Filter these entries so that only lines with the word "młodych" remain.

>>>

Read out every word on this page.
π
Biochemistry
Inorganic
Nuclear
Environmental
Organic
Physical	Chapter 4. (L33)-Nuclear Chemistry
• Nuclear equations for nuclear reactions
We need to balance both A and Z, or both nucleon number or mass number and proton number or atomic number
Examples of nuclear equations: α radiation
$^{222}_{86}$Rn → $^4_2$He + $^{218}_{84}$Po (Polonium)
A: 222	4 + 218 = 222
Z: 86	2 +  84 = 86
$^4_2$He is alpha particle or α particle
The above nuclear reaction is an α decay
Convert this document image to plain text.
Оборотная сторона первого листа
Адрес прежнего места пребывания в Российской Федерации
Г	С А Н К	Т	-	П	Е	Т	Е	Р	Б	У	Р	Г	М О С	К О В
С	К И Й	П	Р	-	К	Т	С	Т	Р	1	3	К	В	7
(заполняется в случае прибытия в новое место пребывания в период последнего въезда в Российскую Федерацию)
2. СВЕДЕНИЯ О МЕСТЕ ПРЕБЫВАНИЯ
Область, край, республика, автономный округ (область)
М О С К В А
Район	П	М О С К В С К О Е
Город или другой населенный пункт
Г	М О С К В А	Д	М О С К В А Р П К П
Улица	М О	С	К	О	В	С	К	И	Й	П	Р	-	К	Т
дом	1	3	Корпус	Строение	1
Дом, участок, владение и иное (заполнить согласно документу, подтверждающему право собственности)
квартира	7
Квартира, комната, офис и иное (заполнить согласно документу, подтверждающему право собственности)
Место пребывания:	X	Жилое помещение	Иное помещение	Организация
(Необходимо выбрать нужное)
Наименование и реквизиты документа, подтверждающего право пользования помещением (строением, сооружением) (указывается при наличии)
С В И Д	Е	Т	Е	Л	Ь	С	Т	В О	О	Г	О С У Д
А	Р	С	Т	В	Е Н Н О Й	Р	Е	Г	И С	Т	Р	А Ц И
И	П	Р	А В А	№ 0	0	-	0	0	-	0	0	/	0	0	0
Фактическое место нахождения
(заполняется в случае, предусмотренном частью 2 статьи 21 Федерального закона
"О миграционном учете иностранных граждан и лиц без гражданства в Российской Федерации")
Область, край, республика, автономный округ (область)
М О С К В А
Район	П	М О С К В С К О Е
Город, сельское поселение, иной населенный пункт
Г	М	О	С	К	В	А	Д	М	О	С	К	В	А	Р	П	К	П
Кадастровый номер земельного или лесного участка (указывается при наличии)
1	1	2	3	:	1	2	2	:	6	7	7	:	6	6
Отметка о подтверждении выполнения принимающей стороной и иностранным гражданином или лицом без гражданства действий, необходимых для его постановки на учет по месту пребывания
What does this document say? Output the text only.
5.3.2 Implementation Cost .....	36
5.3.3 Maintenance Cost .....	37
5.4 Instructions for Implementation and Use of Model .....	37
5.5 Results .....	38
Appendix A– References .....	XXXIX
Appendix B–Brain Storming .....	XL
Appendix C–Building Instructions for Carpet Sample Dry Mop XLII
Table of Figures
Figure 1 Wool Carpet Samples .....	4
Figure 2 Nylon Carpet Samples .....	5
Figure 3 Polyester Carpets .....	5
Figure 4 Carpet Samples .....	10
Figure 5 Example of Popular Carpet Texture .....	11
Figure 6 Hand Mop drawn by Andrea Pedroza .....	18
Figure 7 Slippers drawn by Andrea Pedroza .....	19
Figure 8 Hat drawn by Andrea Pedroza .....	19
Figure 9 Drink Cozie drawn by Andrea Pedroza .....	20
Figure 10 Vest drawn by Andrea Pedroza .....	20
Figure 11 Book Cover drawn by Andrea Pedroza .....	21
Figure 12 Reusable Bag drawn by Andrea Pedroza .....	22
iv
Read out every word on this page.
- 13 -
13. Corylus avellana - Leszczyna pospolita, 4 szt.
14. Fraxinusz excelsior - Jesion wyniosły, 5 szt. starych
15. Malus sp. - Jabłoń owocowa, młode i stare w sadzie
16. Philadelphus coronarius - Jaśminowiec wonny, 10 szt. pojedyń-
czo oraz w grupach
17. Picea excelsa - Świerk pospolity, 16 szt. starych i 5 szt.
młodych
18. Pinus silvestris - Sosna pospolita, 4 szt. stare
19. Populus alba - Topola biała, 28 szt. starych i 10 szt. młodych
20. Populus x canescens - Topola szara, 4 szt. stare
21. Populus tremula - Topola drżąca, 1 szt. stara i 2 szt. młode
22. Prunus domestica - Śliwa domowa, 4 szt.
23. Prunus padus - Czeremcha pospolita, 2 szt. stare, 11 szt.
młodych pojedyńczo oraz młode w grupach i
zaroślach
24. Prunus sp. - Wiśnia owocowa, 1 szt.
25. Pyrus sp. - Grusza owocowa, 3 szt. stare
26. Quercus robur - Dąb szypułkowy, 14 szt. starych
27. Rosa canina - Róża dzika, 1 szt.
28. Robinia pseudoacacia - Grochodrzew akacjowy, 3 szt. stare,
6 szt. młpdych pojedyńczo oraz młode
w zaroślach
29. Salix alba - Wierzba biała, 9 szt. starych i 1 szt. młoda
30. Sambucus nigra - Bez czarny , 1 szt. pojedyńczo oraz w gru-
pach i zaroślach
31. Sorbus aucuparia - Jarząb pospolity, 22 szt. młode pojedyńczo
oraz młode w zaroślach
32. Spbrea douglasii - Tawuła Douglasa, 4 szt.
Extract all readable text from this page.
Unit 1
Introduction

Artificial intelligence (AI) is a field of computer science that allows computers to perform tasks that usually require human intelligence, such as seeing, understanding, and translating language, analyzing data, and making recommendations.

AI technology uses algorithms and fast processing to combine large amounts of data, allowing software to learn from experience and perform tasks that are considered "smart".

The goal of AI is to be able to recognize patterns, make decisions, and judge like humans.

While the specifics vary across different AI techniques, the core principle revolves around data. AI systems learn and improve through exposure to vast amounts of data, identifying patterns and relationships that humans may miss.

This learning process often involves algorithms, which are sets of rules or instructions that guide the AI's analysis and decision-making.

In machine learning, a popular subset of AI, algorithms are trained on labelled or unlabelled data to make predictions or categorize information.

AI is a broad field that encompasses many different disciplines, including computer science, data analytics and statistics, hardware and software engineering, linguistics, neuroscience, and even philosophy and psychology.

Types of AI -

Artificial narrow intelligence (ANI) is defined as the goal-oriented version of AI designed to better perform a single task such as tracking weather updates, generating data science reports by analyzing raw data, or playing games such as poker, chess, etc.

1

<<<

**OUTPUT FOR THIS EXERCISE**
młodych
19. Populus alba - Topola biała, 28 szt. starych i 10 szt. młodych
młodych pojedyńczo oraz młode w grupach i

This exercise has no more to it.